- [Task directions] Reproduce word for word the stretch of entries below, from the line containing "Bar — [205, 366, 225, 380]" through the line containing "Bar — [115, 111, 136, 380]".

========================

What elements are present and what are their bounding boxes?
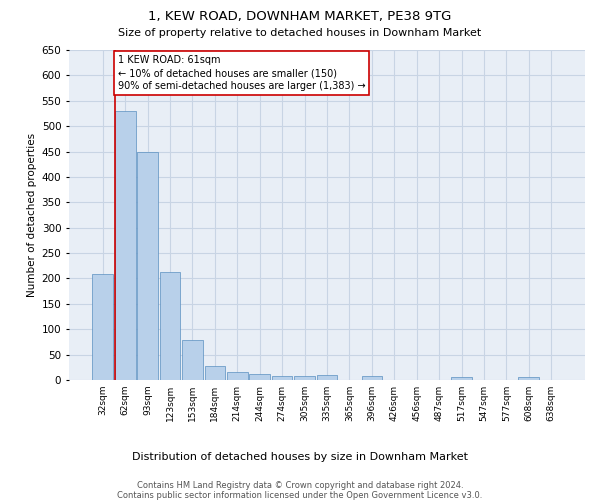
Bar — [205, 366, 225, 380]
Bar — [92, 274, 113, 380]
Bar — [182, 340, 203, 380]
Bar — [250, 374, 270, 380]
Text: 1 KEW ROAD: 61sqm
← 10% of detached houses are smaller (150)
90% of semi-detache: 1 KEW ROAD: 61sqm ← 10% of detached hous… — [118, 55, 365, 92]
Text: Size of property relative to detached houses in Downham Market: Size of property relative to detached ho… — [118, 28, 482, 38]
Text: Contains public sector information licensed under the Open Government Licence v3: Contains public sector information licen… — [118, 491, 482, 500]
Bar — [227, 372, 248, 380]
Bar — [317, 375, 337, 380]
Text: Contains HM Land Registry data © Crown copyright and database right 2024.: Contains HM Land Registry data © Crown c… — [137, 481, 463, 490]
Bar — [115, 111, 136, 380]
Y-axis label: Number of detached properties: Number of detached properties — [28, 133, 37, 297]
Bar — [137, 152, 158, 380]
Bar — [518, 377, 539, 380]
Bar — [362, 376, 382, 380]
Text: Distribution of detached houses by size in Downham Market: Distribution of detached houses by size … — [132, 452, 468, 462]
Bar — [451, 377, 472, 380]
Bar — [272, 376, 292, 380]
Bar — [160, 272, 181, 380]
Text: 1, KEW ROAD, DOWNHAM MARKET, PE38 9TG: 1, KEW ROAD, DOWNHAM MARKET, PE38 9TG — [148, 10, 452, 23]
Bar — [294, 376, 315, 380]
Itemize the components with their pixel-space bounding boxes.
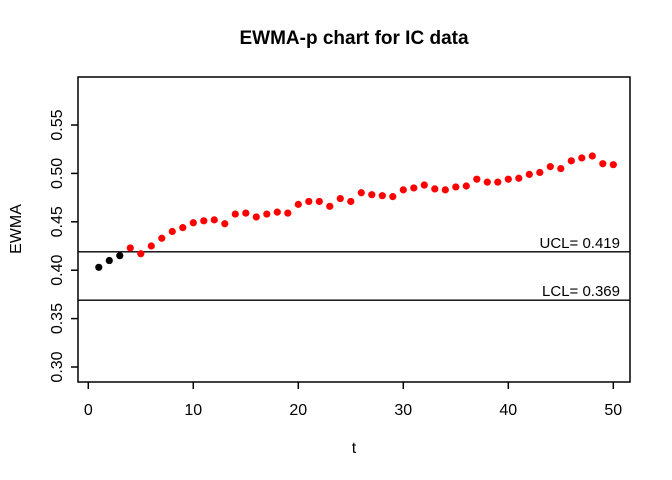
plot-border (77, 76, 631, 383)
data-point (494, 178, 502, 186)
y-tick-label: 0.30 (49, 351, 66, 382)
data-point (473, 175, 481, 183)
data-point (284, 209, 292, 217)
data-point (242, 209, 250, 217)
x-tick-label: 0 (84, 402, 93, 419)
data-point (536, 168, 544, 177)
data-point (431, 185, 439, 193)
data-point (200, 217, 208, 225)
data-point (546, 163, 554, 171)
data-point (147, 242, 155, 250)
data-point (389, 193, 397, 201)
x-tick-label: 40 (499, 402, 517, 419)
x-tick-label: 10 (184, 402, 202, 419)
data-point (221, 220, 229, 228)
data-point (189, 219, 197, 227)
chart-title: EWMA-p chart for IC data (239, 28, 469, 49)
data-point (105, 256, 113, 265)
data-point (368, 191, 376, 199)
data-point (168, 227, 176, 236)
data-point (578, 154, 586, 162)
lcl-label: LCL= 0.369 (542, 283, 620, 300)
x-axis-title: t (351, 440, 357, 457)
data-point (399, 186, 407, 194)
data-point (441, 186, 449, 194)
y-axis-title: EWMA (8, 204, 25, 254)
data-point (515, 174, 523, 182)
data-point (410, 184, 418, 192)
ucl-label: UCL= 0.419 (539, 235, 620, 252)
data-point (347, 197, 355, 206)
data-point (588, 152, 596, 160)
data-point (305, 197, 313, 206)
x-tick-label: 50 (604, 402, 622, 419)
data-point (231, 210, 239, 218)
data-point (462, 182, 470, 190)
data-point (179, 224, 187, 232)
y-tick-label: 0.50 (49, 158, 66, 189)
data-point (483, 178, 491, 186)
data-point (326, 202, 334, 210)
x-tick-label: 20 (289, 402, 307, 419)
data-point (609, 161, 617, 169)
data-point (336, 194, 344, 203)
data-point (158, 234, 166, 242)
data-point (452, 183, 460, 191)
x-tick-label: 30 (394, 402, 412, 419)
data-point (378, 192, 386, 200)
data-point (315, 197, 323, 206)
data-point (294, 200, 302, 208)
y-tick-label: 0.45 (49, 206, 66, 237)
data-point (599, 160, 607, 168)
data-point (557, 164, 565, 173)
data-point (420, 181, 428, 189)
data-point (252, 213, 260, 221)
data-point (116, 252, 124, 260)
y-tick-label: 0.40 (49, 255, 66, 286)
data-point (567, 157, 575, 165)
data-point (210, 216, 218, 224)
y-tick-label: 0.35 (49, 303, 66, 334)
data-point (525, 170, 533, 178)
data-point (357, 189, 365, 197)
data-point (137, 250, 145, 258)
data-point (126, 244, 134, 252)
data-point (263, 210, 271, 218)
data-point (273, 208, 281, 216)
data-point (504, 175, 512, 183)
y-tick-label: 0.55 (49, 109, 66, 140)
data-point (95, 263, 103, 271)
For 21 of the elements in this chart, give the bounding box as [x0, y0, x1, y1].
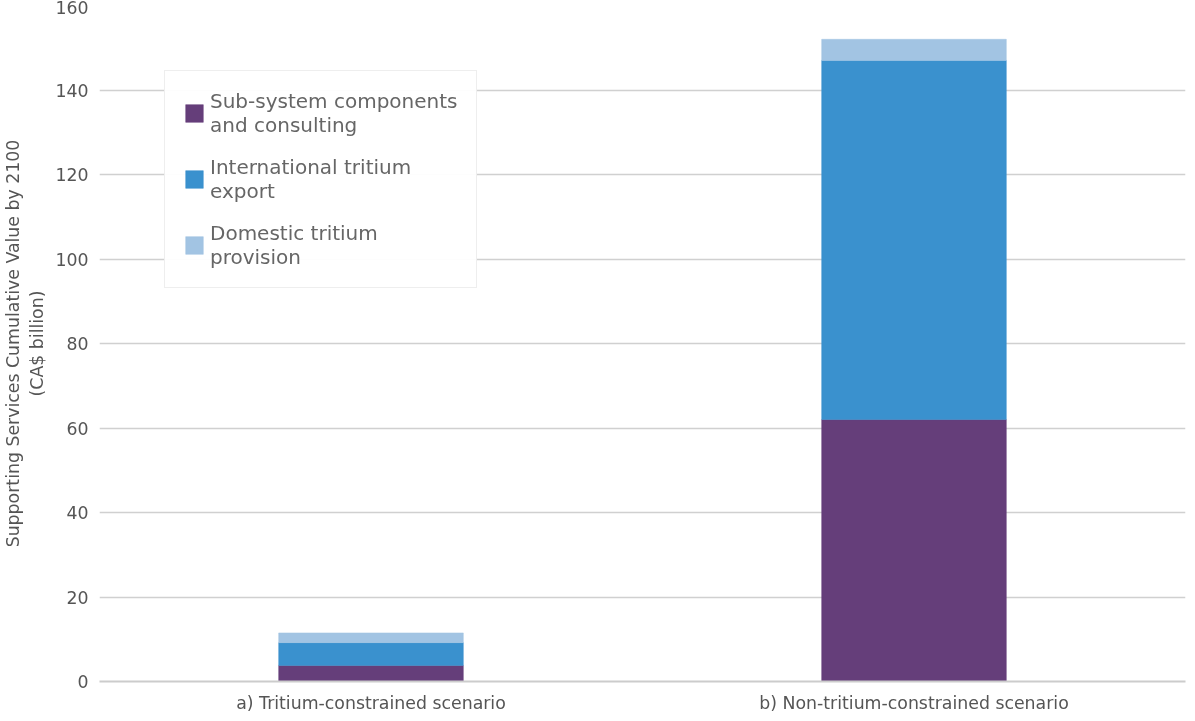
- bar: [821, 39, 1007, 61]
- y-tick-label: 160: [55, 0, 89, 18]
- y-tick-label: 0: [77, 672, 89, 692]
- y-axis-title: Supporting Services Cumulative Value by 2100 (CA$ billion): [3, 139, 48, 548]
- legend-label: Sub-system components and consulting: [210, 89, 458, 137]
- y-tick-label: 20: [66, 587, 89, 608]
- bar: [278, 642, 464, 666]
- bar: [821, 419, 1007, 682]
- x-tick-label: b) Non-tritium-constrained scenario: [759, 692, 1069, 713]
- y-tick-label: 140: [55, 80, 89, 101]
- y-tick-label: 80: [66, 334, 89, 354]
- x-tick-label: a) Tritium-constrained scenario: [236, 692, 506, 713]
- bar: [821, 60, 1007, 420]
- legend-label: Domestic tritium provision: [210, 221, 378, 269]
- y-tick-label: 40: [66, 503, 89, 523]
- legend-label: International tritium export: [210, 155, 412, 203]
- y-tick-label: 60: [66, 418, 89, 439]
- bar: [278, 665, 464, 682]
- y-tick-label: 120: [55, 165, 89, 185]
- y-tick-label: 100: [55, 249, 89, 270]
- bar: [278, 632, 464, 643]
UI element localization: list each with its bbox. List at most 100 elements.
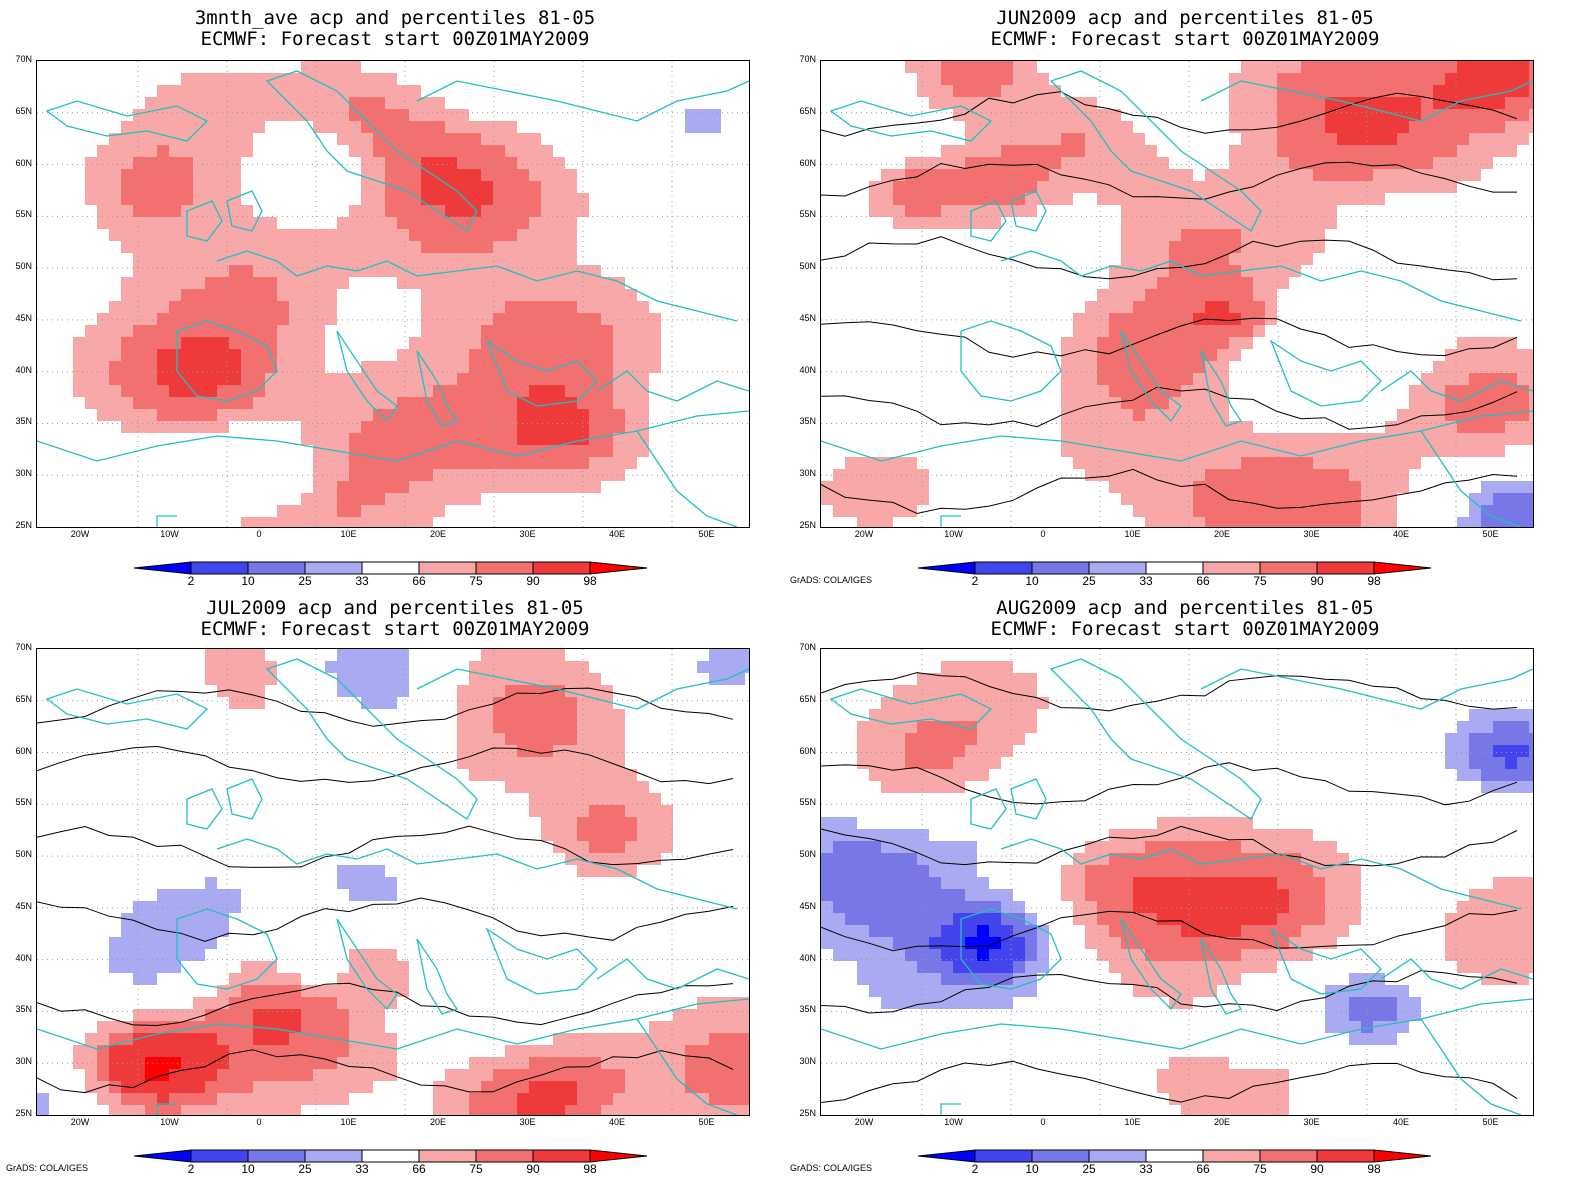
shaded-cell <box>1517 925 1529 937</box>
shaded-cell <box>1037 145 1049 157</box>
shaded-cell <box>869 841 881 853</box>
shaded-cell <box>1205 1105 1217 1115</box>
shaded-cell <box>361 517 373 527</box>
shaded-cell <box>1493 889 1505 901</box>
shaded-cell <box>1049 97 1061 109</box>
shaded-cell <box>1169 481 1181 493</box>
shaded-cell <box>1145 493 1157 505</box>
shaded-cell <box>1385 121 1397 133</box>
shaded-cell <box>1349 73 1361 85</box>
shaded-cell <box>1301 97 1313 109</box>
shaded-cell <box>601 421 613 433</box>
shaded-cell <box>97 217 109 229</box>
shaded-cell <box>421 157 433 169</box>
shaded-cell <box>1373 481 1385 493</box>
shaded-cell <box>613 1045 625 1057</box>
shaded-cell <box>253 1033 265 1045</box>
shaded-cell <box>1481 949 1493 961</box>
shaded-cell <box>1085 181 1097 193</box>
shaded-cell <box>977 181 989 193</box>
coastline <box>596 370 749 402</box>
shaded-cell <box>1157 373 1169 385</box>
lat-tick-label: 35N <box>15 416 32 427</box>
precip-percentile-map <box>821 61 1533 527</box>
shaded-cell <box>241 133 253 145</box>
shaded-cell <box>625 781 637 793</box>
shaded-cell <box>941 661 953 673</box>
shaded-cell <box>845 877 857 889</box>
shaded-cell <box>1037 697 1049 709</box>
shaded-cell <box>241 121 253 133</box>
panel-3month: 3mnth_ave acp and percentiles 81-05 ECMW… <box>0 8 790 598</box>
shaded-cell <box>361 253 373 265</box>
shaded-cell <box>361 229 373 241</box>
shaded-cell <box>905 61 917 73</box>
shaded-cell <box>941 217 953 229</box>
shaded-cell <box>1265 301 1277 313</box>
shaded-cell <box>1145 973 1157 985</box>
shaded-cell <box>217 313 229 325</box>
shaded-cell <box>1121 889 1133 901</box>
shaded-cell <box>433 421 445 433</box>
shaded-cell <box>229 289 241 301</box>
shaded-cell <box>1133 829 1145 841</box>
shaded-cell <box>1205 337 1217 349</box>
shaded-cell <box>325 229 337 241</box>
shaded-cell <box>565 697 577 709</box>
shaded-cell <box>241 1081 253 1093</box>
shaded-cell <box>373 1009 385 1021</box>
shaded-cell <box>1433 109 1445 121</box>
shaded-cell <box>929 889 941 901</box>
shaded-cell <box>421 337 433 349</box>
shaded-cell <box>1529 745 1533 757</box>
lon-tick-label: 20W <box>854 1117 874 1127</box>
shaded-cell <box>409 229 421 241</box>
shaded-cell <box>541 193 553 205</box>
shaded-cell <box>541 337 553 349</box>
shaded-cell <box>241 109 253 121</box>
shaded-cell <box>1241 1093 1253 1105</box>
shaded-cell <box>1241 121 1253 133</box>
shaded-cell <box>169 253 181 265</box>
shaded-cell <box>181 361 193 373</box>
shaded-cell <box>1517 709 1529 721</box>
shaded-cell <box>349 409 361 421</box>
shaded-cell <box>613 409 625 421</box>
shaded-cell <box>1133 325 1145 337</box>
shaded-cell <box>1325 109 1337 121</box>
shaded-cell <box>481 241 493 253</box>
shaded-cell <box>893 685 905 697</box>
shaded-cell <box>941 145 953 157</box>
shaded-cell <box>217 649 229 661</box>
shaded-cell <box>1325 457 1337 469</box>
shaded-cell <box>1049 169 1061 181</box>
shaded-cell <box>1049 109 1061 121</box>
shaded-cell <box>1229 1105 1241 1115</box>
shaded-cell <box>745 1021 749 1033</box>
shaded-cell <box>325 109 337 121</box>
shaded-cell <box>565 841 577 853</box>
shaded-cell <box>553 1045 565 1057</box>
shaded-cell <box>1049 133 1061 145</box>
shaded-cell <box>301 1009 313 1021</box>
shaded-cell <box>1289 217 1301 229</box>
shaded-cell <box>277 397 289 409</box>
shaded-cell <box>1505 769 1517 781</box>
shaded-cell <box>1289 517 1301 527</box>
shaded-cell <box>109 1033 121 1045</box>
shaded-cell <box>1241 925 1253 937</box>
shaded-cell <box>1121 457 1133 469</box>
lon-tick-label: 30E <box>519 1117 536 1127</box>
shaded-cell <box>1133 901 1145 913</box>
shaded-cell <box>217 1093 229 1105</box>
shaded-cell <box>1469 445 1481 457</box>
shaded-cell <box>917 829 929 841</box>
shaded-cell <box>217 133 229 145</box>
shaded-cell <box>1457 373 1469 385</box>
shaded-cell <box>1253 901 1265 913</box>
shaded-cell <box>1073 181 1085 193</box>
shaded-cell <box>685 1057 697 1069</box>
shaded-cell <box>445 469 457 481</box>
shaded-cell <box>1289 109 1301 121</box>
shaded-cell <box>181 1069 193 1081</box>
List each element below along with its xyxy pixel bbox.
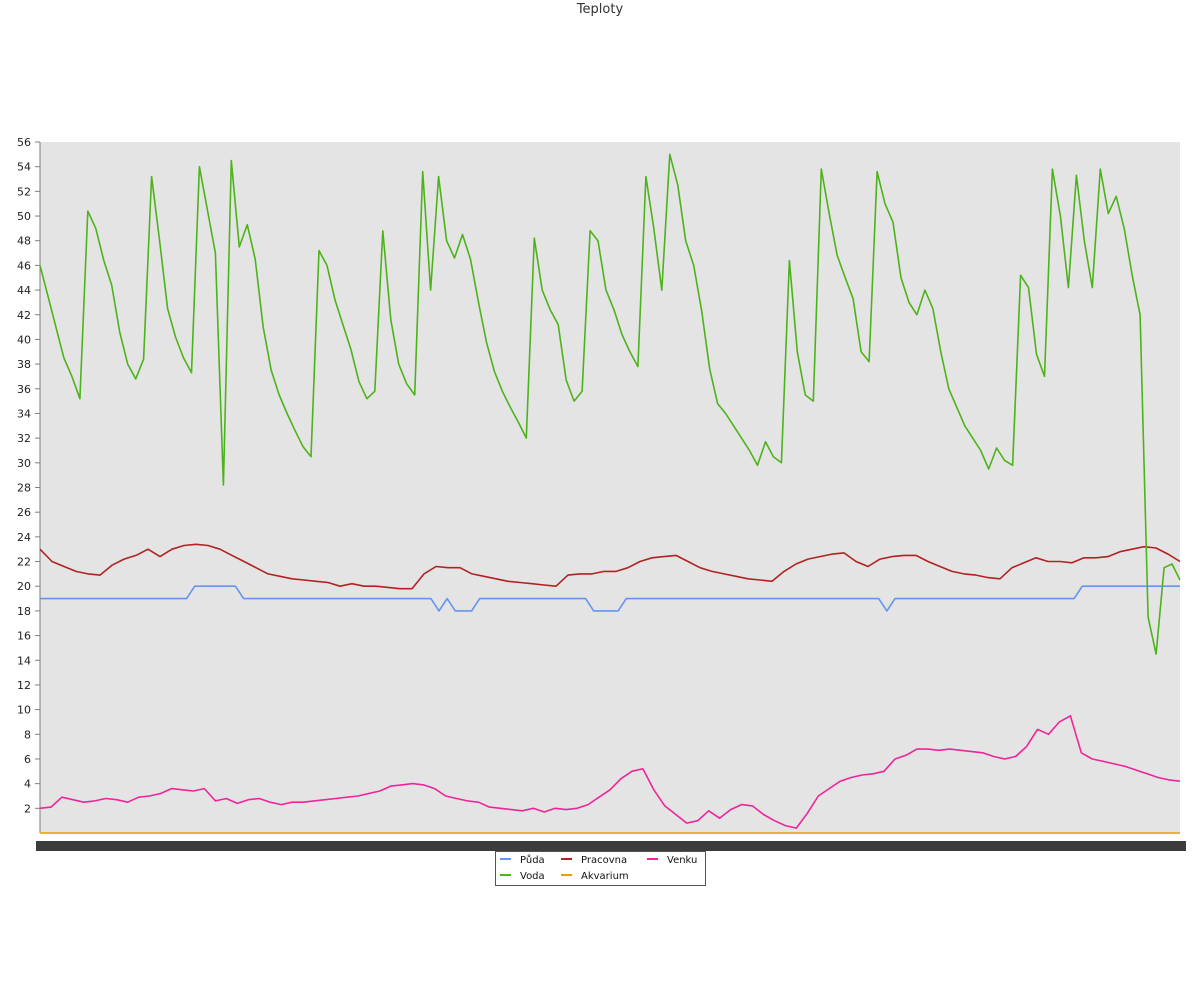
y-tick-label: 24 [17,531,31,544]
y-tick-label: 36 [17,383,31,396]
y-tick-label: 22 [17,556,31,569]
plot-area [40,142,1180,833]
legend-item: Venku [647,854,697,868]
legend-label: Půda [520,855,545,866]
legend-label: Pracovna [581,855,628,866]
legend: Půda Voda Pracovna Akvarium Venku [495,851,706,886]
y-tick-label: 26 [17,506,31,519]
y-tick-label: 18 [17,605,31,618]
legend-swatch [500,874,511,876]
y-tick-label: 46 [17,259,31,272]
y-tick-label: 8 [24,728,31,741]
y-tick-label: 56 [17,136,31,149]
series-line-venku [39,714,1181,829]
y-tick-label: 14 [17,654,31,667]
y-tick-label: 16 [17,630,31,643]
y-tick-label: 20 [17,580,31,593]
y-tick-label: 44 [17,284,31,297]
series-line-puda [40,585,1180,612]
y-tick-label: 54 [17,161,31,174]
series-line-pracovna [39,543,1181,590]
y-tick-label: 10 [17,704,31,717]
y-tick-label: 52 [17,185,31,198]
legend-item: Akvarium [561,870,629,884]
y-tick-label: 30 [17,457,31,470]
y-tick-label: 4 [24,778,31,791]
legend-swatch [647,858,658,860]
legend-label: Venku [667,855,698,866]
y-tick-label: 2 [24,802,31,815]
y-tick-label: 48 [17,235,31,248]
x-axis-band [36,841,1186,851]
legend-swatch [500,858,511,860]
legend-swatch [561,858,572,860]
y-tick-label: 12 [17,679,31,692]
series-line-voda [39,153,1181,655]
y-tick-label: 40 [17,333,31,346]
y-axis-ticks: 2468101214161820222426283032343638404244… [17,136,40,815]
y-tick-label: 50 [17,210,31,223]
legend-item: Pracovna [561,854,627,868]
legend-item: Půda [500,854,545,868]
legend-swatch [561,874,572,876]
y-tick-label: 32 [17,432,31,445]
legend-item: Voda [500,870,545,884]
series-layer [39,153,1181,834]
y-tick-label: 6 [24,753,31,766]
y-tick-label: 42 [17,309,31,322]
chart-title: Teploty [576,2,624,17]
y-tick-label: 34 [17,407,31,420]
y-tick-label: 28 [17,482,31,495]
y-tick-label: 38 [17,358,31,371]
legend-label: Voda [520,871,545,882]
legend-label: Akvarium [581,871,629,882]
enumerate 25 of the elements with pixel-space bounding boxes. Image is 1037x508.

========================

- [Response to the exercise]
Bar — [205, 366, 225, 380]
Bar — [92, 274, 113, 380]
Bar — [182, 340, 203, 380]
Bar — [250, 374, 270, 380]
Text: 1 KEW ROAD: 61sqm
← 10% of detached houses are smaller (150)
90% of semi-detache: 1 KEW ROAD: 61sqm ← 10% of detached hous… — [118, 55, 365, 92]
Text: Size of property relative to detached houses in Downham Market: Size of property relative to detached ho… — [118, 28, 482, 38]
Text: Contains public sector information licensed under the Open Government Licence v3: Contains public sector information licen… — [118, 491, 482, 500]
Bar — [227, 372, 248, 380]
Bar — [317, 375, 337, 380]
Text: Contains HM Land Registry data © Crown copyright and database right 2024.: Contains HM Land Registry data © Crown c… — [137, 481, 463, 490]
Bar — [115, 111, 136, 380]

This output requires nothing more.